**Problem requirements**. Reproduce every line of the records below word for word, leaving out the pictures.

━━━━━━━━━━━━━━━━━━━━

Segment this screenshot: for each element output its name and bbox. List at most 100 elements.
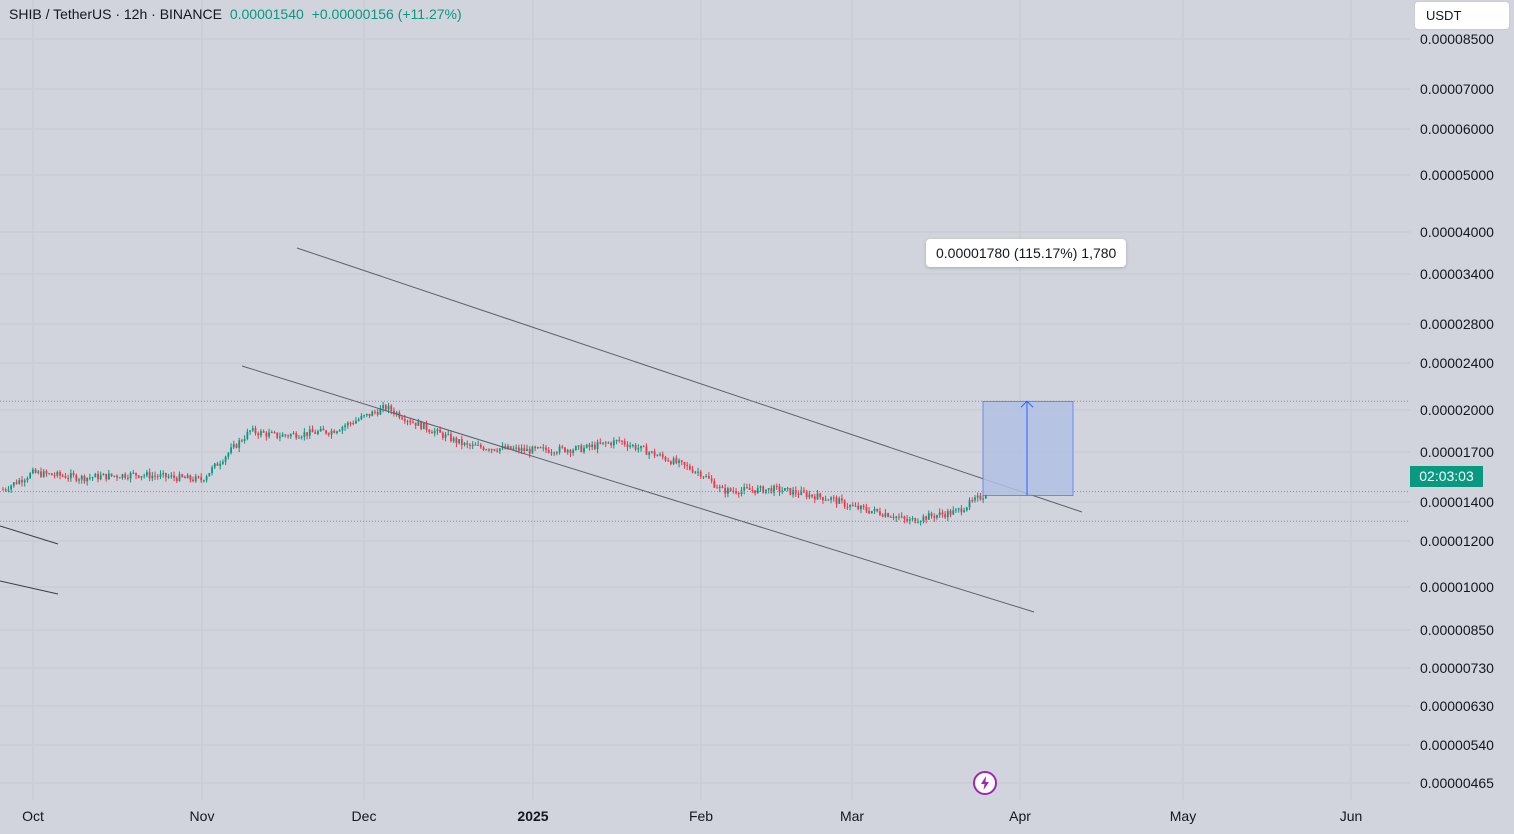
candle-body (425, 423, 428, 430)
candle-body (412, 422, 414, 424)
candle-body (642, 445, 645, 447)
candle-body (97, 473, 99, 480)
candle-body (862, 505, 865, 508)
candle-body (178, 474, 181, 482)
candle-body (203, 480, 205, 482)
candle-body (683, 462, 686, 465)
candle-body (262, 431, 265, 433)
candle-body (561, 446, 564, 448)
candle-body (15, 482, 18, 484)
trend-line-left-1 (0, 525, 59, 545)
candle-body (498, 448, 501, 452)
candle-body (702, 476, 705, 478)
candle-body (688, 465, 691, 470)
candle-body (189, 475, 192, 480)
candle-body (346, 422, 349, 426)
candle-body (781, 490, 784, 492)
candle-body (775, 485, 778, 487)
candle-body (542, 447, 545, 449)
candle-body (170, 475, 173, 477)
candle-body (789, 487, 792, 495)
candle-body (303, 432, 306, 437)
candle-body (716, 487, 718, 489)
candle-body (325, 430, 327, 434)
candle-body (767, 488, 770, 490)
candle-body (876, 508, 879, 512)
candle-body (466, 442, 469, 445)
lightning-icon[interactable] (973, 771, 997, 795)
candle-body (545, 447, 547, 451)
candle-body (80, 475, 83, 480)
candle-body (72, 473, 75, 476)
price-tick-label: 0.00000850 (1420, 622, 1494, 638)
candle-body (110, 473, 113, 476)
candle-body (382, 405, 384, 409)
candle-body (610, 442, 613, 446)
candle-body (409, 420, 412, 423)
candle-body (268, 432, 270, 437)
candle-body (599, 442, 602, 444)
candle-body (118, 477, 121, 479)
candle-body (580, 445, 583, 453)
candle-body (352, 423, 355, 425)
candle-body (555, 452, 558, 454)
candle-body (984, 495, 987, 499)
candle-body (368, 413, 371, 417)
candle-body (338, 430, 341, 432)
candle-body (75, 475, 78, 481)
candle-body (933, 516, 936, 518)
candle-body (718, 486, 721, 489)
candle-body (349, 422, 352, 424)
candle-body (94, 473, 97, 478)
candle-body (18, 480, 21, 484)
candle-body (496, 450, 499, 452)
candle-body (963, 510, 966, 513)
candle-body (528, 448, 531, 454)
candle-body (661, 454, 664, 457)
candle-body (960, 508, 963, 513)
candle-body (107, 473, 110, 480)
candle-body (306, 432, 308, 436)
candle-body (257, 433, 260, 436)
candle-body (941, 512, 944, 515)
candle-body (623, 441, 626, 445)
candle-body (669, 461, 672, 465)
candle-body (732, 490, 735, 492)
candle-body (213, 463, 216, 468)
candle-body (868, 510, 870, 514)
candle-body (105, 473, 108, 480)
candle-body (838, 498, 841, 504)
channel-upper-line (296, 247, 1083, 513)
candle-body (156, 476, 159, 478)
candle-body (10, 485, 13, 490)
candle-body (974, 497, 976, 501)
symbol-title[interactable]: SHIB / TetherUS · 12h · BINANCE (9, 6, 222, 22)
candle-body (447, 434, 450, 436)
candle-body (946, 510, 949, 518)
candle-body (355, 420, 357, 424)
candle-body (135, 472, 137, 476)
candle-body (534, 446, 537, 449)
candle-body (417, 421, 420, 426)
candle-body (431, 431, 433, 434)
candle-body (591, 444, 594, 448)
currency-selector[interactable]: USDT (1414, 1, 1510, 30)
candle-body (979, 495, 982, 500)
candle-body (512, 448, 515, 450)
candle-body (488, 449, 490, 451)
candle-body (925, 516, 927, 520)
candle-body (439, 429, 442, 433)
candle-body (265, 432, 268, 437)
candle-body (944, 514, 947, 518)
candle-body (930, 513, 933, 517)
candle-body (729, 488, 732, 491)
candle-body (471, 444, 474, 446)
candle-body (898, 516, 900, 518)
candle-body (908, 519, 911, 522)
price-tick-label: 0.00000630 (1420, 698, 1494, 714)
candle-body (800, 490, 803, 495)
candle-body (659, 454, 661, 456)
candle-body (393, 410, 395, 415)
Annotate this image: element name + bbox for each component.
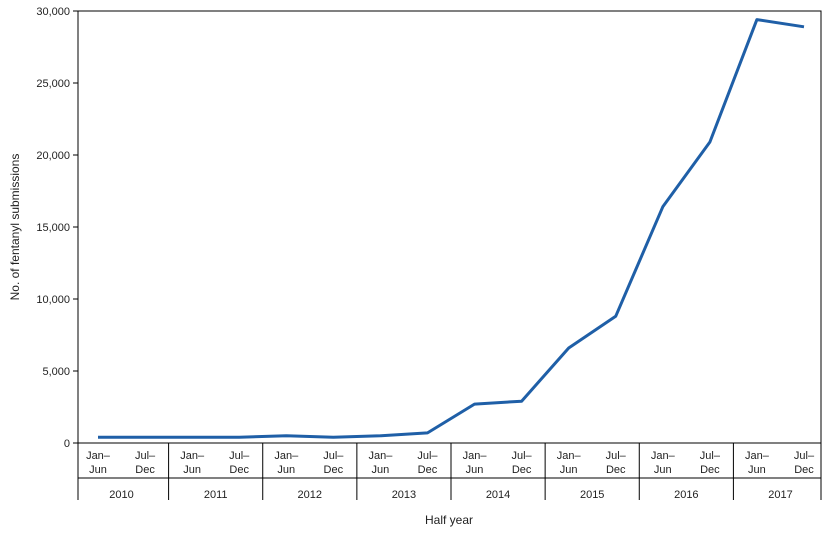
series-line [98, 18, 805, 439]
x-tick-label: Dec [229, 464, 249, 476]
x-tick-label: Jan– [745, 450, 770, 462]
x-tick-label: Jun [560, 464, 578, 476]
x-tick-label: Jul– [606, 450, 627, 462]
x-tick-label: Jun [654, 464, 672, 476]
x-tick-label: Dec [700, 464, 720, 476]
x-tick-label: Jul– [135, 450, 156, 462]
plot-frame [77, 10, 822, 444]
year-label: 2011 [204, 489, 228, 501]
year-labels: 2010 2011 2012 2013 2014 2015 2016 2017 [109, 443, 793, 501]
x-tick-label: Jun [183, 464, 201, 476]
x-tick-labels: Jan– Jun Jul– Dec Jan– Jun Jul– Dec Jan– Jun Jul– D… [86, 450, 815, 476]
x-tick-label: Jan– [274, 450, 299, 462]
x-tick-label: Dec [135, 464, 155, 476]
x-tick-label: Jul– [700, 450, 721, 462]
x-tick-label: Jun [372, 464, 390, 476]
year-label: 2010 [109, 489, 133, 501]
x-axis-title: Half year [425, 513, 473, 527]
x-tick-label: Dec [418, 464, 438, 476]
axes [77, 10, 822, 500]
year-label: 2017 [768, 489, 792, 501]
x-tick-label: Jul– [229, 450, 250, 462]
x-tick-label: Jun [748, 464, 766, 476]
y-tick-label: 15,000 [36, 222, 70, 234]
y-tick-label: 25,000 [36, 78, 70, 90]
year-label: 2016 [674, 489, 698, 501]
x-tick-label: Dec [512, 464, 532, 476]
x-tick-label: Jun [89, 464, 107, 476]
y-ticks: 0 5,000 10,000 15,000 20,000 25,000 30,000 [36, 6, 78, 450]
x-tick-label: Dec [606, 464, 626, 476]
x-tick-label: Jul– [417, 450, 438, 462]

━━━━━━━━━━━━━━━━━━━━

**Response**.
Segment this screenshot: for each element output its name and bbox. List at most 100 elements.
candle-body (425, 423, 428, 430)
candle-body (412, 422, 414, 424)
candle-body (642, 445, 645, 447)
candle-body (97, 473, 99, 480)
candle-body (862, 505, 865, 508)
candle-body (178, 474, 181, 482)
candle-body (203, 480, 205, 482)
candle-body (683, 462, 686, 465)
candle-body (262, 431, 265, 433)
candle-body (561, 446, 564, 448)
candle-body (15, 482, 18, 484)
trend-line-left-1 (0, 525, 59, 545)
candle-body (498, 448, 501, 452)
candle-body (702, 476, 705, 478)
candle-body (688, 465, 691, 470)
candle-body (189, 475, 192, 480)
candle-body (346, 422, 349, 426)
candle-body (781, 490, 784, 492)
candle-body (775, 485, 778, 487)
candle-body (542, 447, 545, 449)
candle-body (170, 475, 173, 477)
candle-body (789, 487, 792, 495)
candle-body (303, 432, 306, 437)
candle-body (716, 487, 718, 489)
candle-body (325, 430, 327, 434)
candle-body (767, 488, 770, 490)
candle-body (876, 508, 879, 512)
candle-body (466, 442, 469, 445)
lightning-icon[interactable] (973, 771, 997, 795)
candle-body (545, 447, 547, 451)
candle-body (80, 475, 83, 480)
candle-body (72, 473, 75, 476)
price-tick-label: 0.00000850 (1420, 622, 1494, 638)
candle-body (110, 473, 113, 476)
candle-body (382, 405, 384, 409)
candle-body (610, 442, 613, 446)
candle-body (409, 420, 412, 423)
candle-body (268, 432, 270, 437)
candle-body (599, 442, 602, 444)
candle-body (118, 477, 121, 479)
candle-body (580, 445, 583, 453)
candle-body (352, 423, 355, 425)
candle-body (555, 452, 558, 454)
candle-body (984, 495, 987, 499)
candle-body (368, 413, 371, 417)
candle-body (338, 430, 341, 432)
candle-body (75, 475, 78, 481)
candle-body (933, 516, 936, 518)
candle-body (718, 486, 721, 489)
candle-body (349, 422, 352, 424)
candle-body (94, 473, 97, 478)
candle-body (18, 480, 21, 484)
candle-body (496, 450, 499, 452)
candle-body (963, 510, 966, 513)
candle-body (528, 448, 531, 454)
candle-body (661, 454, 664, 457)
candle-body (960, 508, 963, 513)
candle-body (107, 473, 110, 480)
candle-body (306, 432, 308, 436)
candle-body (257, 433, 260, 436)
candle-body (941, 512, 944, 515)
candle-body (623, 441, 626, 445)
candle-body (669, 461, 672, 465)
candle-body (732, 490, 735, 492)
candle-body (213, 463, 216, 468)
candle-body (868, 510, 870, 514)
candle-body (105, 473, 108, 480)
candle-body (838, 498, 841, 504)
channel-upper-line (296, 247, 1083, 513)
candle-body (156, 476, 159, 478)
candle-body (10, 485, 13, 490)
candle-body (974, 497, 976, 501)
symbol-title[interactable]: SHIB / TetherUS · 12h · BINANCE (9, 6, 222, 22)
candle-body (447, 434, 450, 436)
candle-body (946, 510, 949, 518)
candle-body (355, 420, 357, 424)
candle-body (135, 472, 137, 476)
candle-body (534, 446, 537, 449)
candle-body (417, 421, 420, 426)
candle-body (431, 431, 433, 434)
candle-body (591, 444, 594, 448)
currency-selector[interactable]: USDT (1414, 1, 1510, 30)
candle-body (979, 495, 982, 500)
candle-body (512, 448, 515, 450)
candle-body (488, 449, 490, 451)
candle-body (925, 516, 927, 520)
candle-body (439, 429, 442, 433)
candle-body (265, 432, 268, 437)
candle-body (944, 514, 947, 518)
candle-body (930, 513, 933, 517)
candle-body (729, 488, 732, 491)
candle-body (471, 444, 474, 446)
candle-body (898, 516, 900, 518)
candle-body (908, 519, 911, 522)
price-tick-label: 0.00000630 (1420, 698, 1494, 714)
candle-body (800, 490, 803, 495)
candle-body (659, 454, 661, 456)
candle-body (393, 410, 395, 415)
Annotate this image: element name + bbox for each component.
series-line [98, 18, 805, 439]
x-tick-label: Dec [229, 464, 249, 476]
x-tick-label: Jan– [745, 450, 770, 462]
x-tick-label: Jun [560, 464, 578, 476]
x-tick-label: Jul– [606, 450, 627, 462]
x-tick-label: Jun [654, 464, 672, 476]
x-tick-label: Dec [700, 464, 720, 476]
x-tick-label: Jul– [135, 450, 156, 462]
plot-frame [77, 10, 822, 444]
year-label: 2011 [204, 489, 228, 501]
year-labels: 2010 2011 2012 2013 2014 2015 2016 2017 [109, 443, 793, 501]
x-tick-label: Jun [183, 464, 201, 476]
x-tick-labels: Jan– Jun Jul– Dec Jan– Jun Jul– Dec Jan– Jun Jul– D… [86, 450, 815, 476]
x-tick-label: Jan– [274, 450, 299, 462]
x-tick-label: Dec [135, 464, 155, 476]
x-tick-label: Jul– [700, 450, 721, 462]
x-tick-label: Jun [372, 464, 390, 476]
year-label: 2010 [109, 489, 133, 501]
x-axis-title: Half year [425, 513, 473, 527]
x-tick-label: Dec [418, 464, 438, 476]
axes [77, 10, 822, 500]
year-label: 2017 [768, 489, 792, 501]
x-tick-label: Jul– [229, 450, 250, 462]
x-tick-label: Jun [748, 464, 766, 476]
y-tick-label: 15,000 [36, 222, 70, 234]
y-tick-label: 25,000 [36, 78, 70, 90]
year-label: 2016 [674, 489, 698, 501]
x-tick-label: Dec [512, 464, 532, 476]
x-tick-label: Jun [89, 464, 107, 476]
y-ticks: 0 5,000 10,000 15,000 20,000 25,000 30,000 [36, 6, 78, 450]
x-tick-label: Dec [606, 464, 626, 476]
x-tick-label: Jul– [417, 450, 438, 462]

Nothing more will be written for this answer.